**TASK DIRECTIONS:** The records below are made of lines; count those holding the word "image" and give the number only.
:::
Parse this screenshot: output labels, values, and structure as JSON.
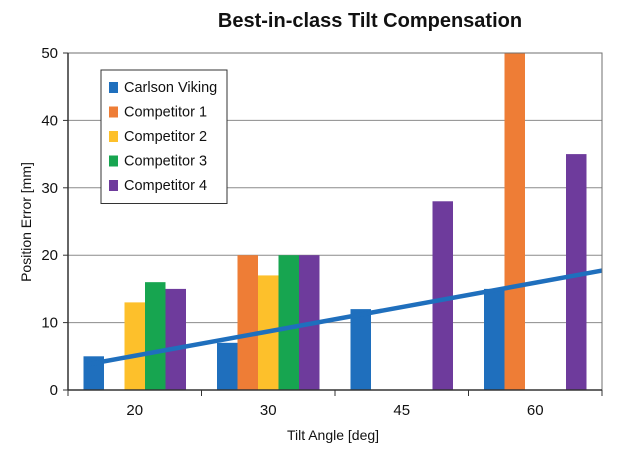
{
  "chart_data": {
    "type": "bar",
    "title": "Best-in-class Tilt Compensation",
    "xlabel": "Tilt Angle [deg]",
    "ylabel": "Position Error [mm]",
    "categories": [
      "20",
      "30",
      "45",
      "60"
    ],
    "ylim": [
      0,
      50
    ],
    "yticks": [
      0,
      10,
      20,
      30,
      40,
      50
    ],
    "grid": true,
    "legend_position": "top-left",
    "series": [
      {
        "name": "Carlson Viking",
        "color": "#1f6fbd",
        "values": [
          5,
          7,
          12,
          15
        ]
      },
      {
        "name": "Competitor 1",
        "color": "#ee7d36",
        "values": [
          null,
          20,
          null,
          50
        ]
      },
      {
        "name": "Competitor 2",
        "color": "#fdc02b",
        "values": [
          13,
          17,
          null,
          null
        ]
      },
      {
        "name": "Competitor 3",
        "color": "#17a550",
        "values": [
          16,
          20,
          null,
          null
        ]
      },
      {
        "name": "Competitor 4",
        "color": "#6e3b9c",
        "values": [
          15,
          20,
          28,
          35
        ]
      }
    ],
    "trendline": {
      "series": "Carlson Viking",
      "color": "#1f6fbd",
      "points": [
        {
          "x": "20",
          "y": 3.8
        },
        {
          "x": "60",
          "y": 17.3
        }
      ]
    }
  }
}
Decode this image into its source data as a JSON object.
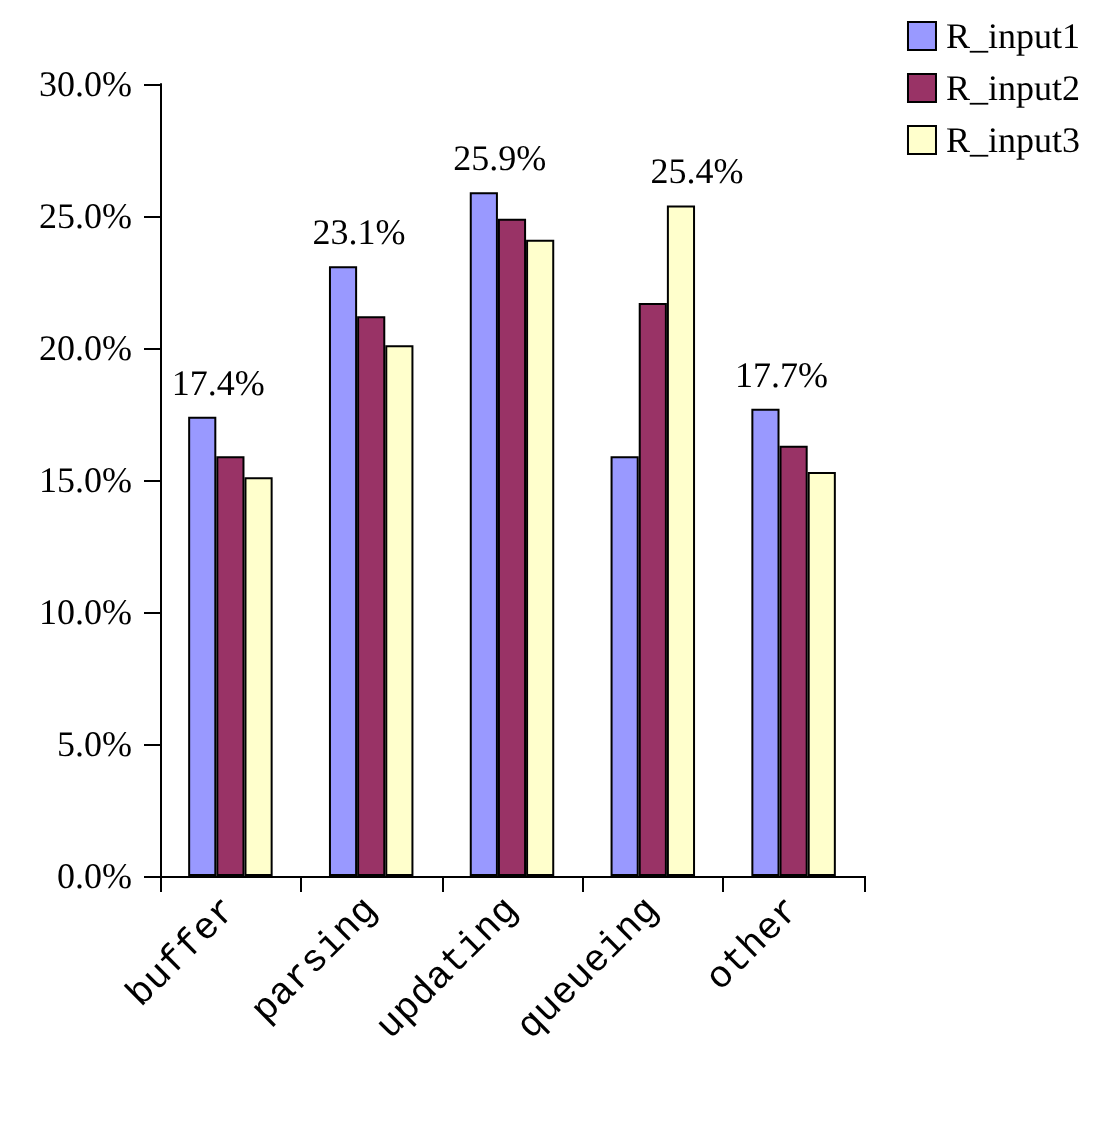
{
  "chart_data": {
    "type": "bar",
    "categories": [
      "buffer",
      "parsing",
      "updating",
      "queueing",
      "other"
    ],
    "series": [
      {
        "name": "R_input1",
        "color": "#9999ff",
        "values": [
          17.4,
          23.1,
          25.9,
          15.9,
          17.7
        ],
        "value_labels": [
          "17.4%",
          "23.1%",
          "25.9%",
          null,
          "17.7%"
        ]
      },
      {
        "name": "R_input2",
        "color": "#993366",
        "values": [
          15.9,
          21.2,
          24.9,
          21.7,
          16.3
        ]
      },
      {
        "name": "R_input3",
        "color": "#ffffcc",
        "values": [
          15.1,
          20.1,
          24.1,
          25.4,
          15.3
        ],
        "value_labels": [
          null,
          null,
          null,
          "25.4%",
          null
        ]
      }
    ],
    "ylim": [
      0,
      30
    ],
    "yticks": [
      {
        "value": 0,
        "label": "0.0%"
      },
      {
        "value": 5,
        "label": "5.0%"
      },
      {
        "value": 10,
        "label": "10.0%"
      },
      {
        "value": 15,
        "label": "15.0%"
      },
      {
        "value": 20,
        "label": "20.0%"
      },
      {
        "value": 25,
        "label": "25.0%"
      },
      {
        "value": 30,
        "label": "30.0%"
      }
    ],
    "grid": false,
    "legend": "top right"
  }
}
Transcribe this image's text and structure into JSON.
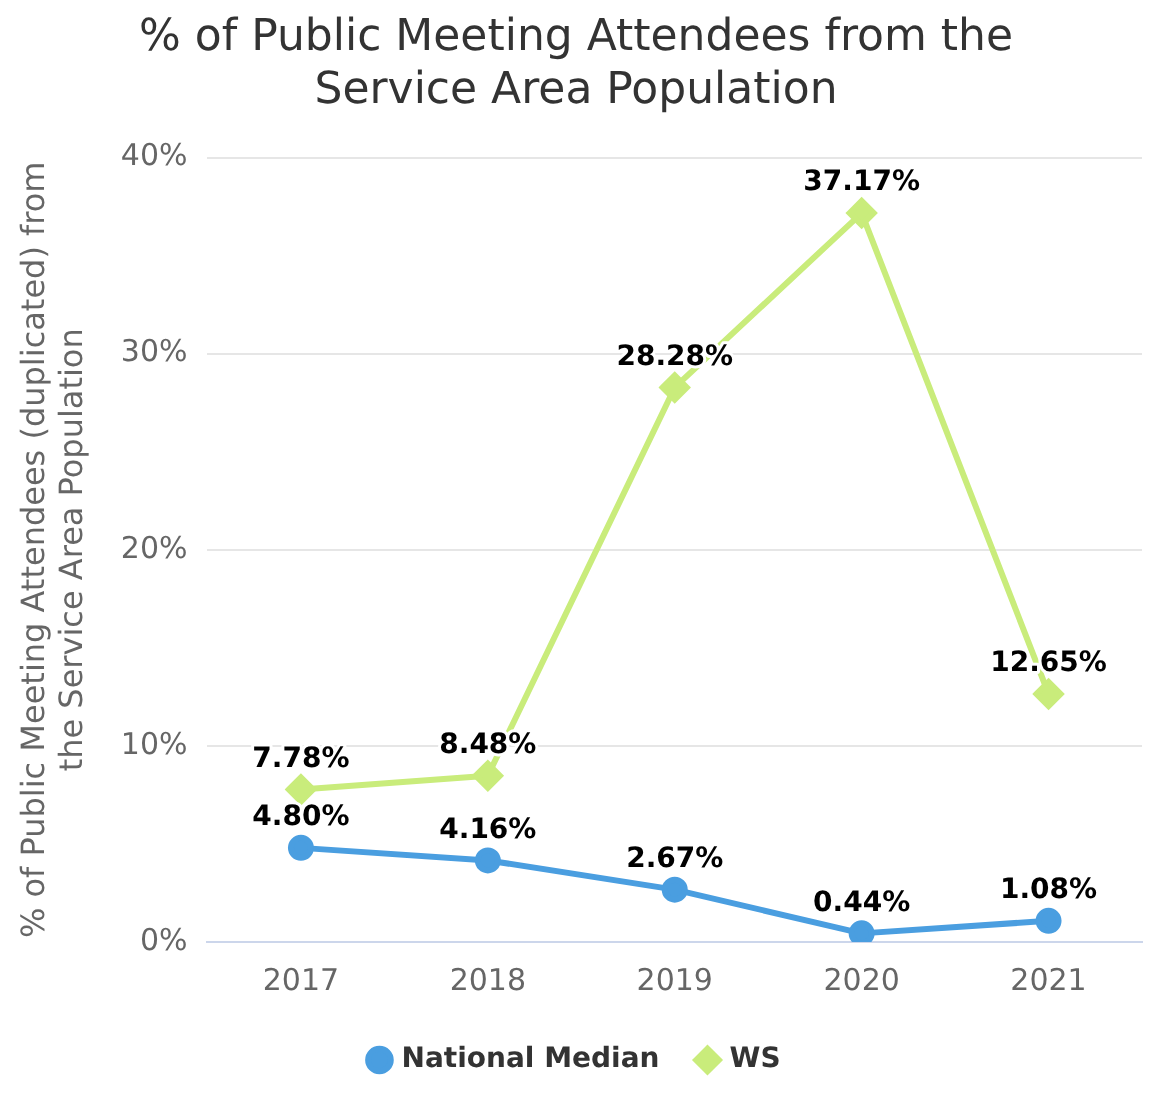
{
  "chart_data": {
    "type": "line",
    "title": "% of Public Meeting Attendees from the Service Area Population",
    "ylabel": "% of Public Meeting Attendees (duplicated) from the Service Area Population",
    "categories": [
      "2017",
      "2018",
      "2019",
      "2020",
      "2021"
    ],
    "series": [
      {
        "name": "National Median",
        "color": "#4a9ee0",
        "marker": "circle",
        "values": [
          4.8,
          4.16,
          2.67,
          0.44,
          1.08
        ],
        "value_labels": [
          "4.80%",
          "4.16%",
          "2.67%",
          "0.44%",
          "1.08%"
        ]
      },
      {
        "name": "WS",
        "color": "#c9ec7b",
        "marker": "diamond",
        "values": [
          7.78,
          8.48,
          28.28,
          37.17,
          12.65
        ],
        "value_labels": [
          "7.78%",
          "8.48%",
          "28.28%",
          "37.17%",
          "12.65%"
        ]
      }
    ],
    "ylim": [
      0,
      40
    ],
    "yticks": [
      {
        "value": 0,
        "label": "0%"
      },
      {
        "value": 10,
        "label": "10%"
      },
      {
        "value": 20,
        "label": "20%"
      },
      {
        "value": 30,
        "label": "30%"
      },
      {
        "value": 40,
        "label": "40%"
      }
    ],
    "grid": "y",
    "legend": "bottom",
    "line_style": "solid"
  }
}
:::
**THE REPLY:** 2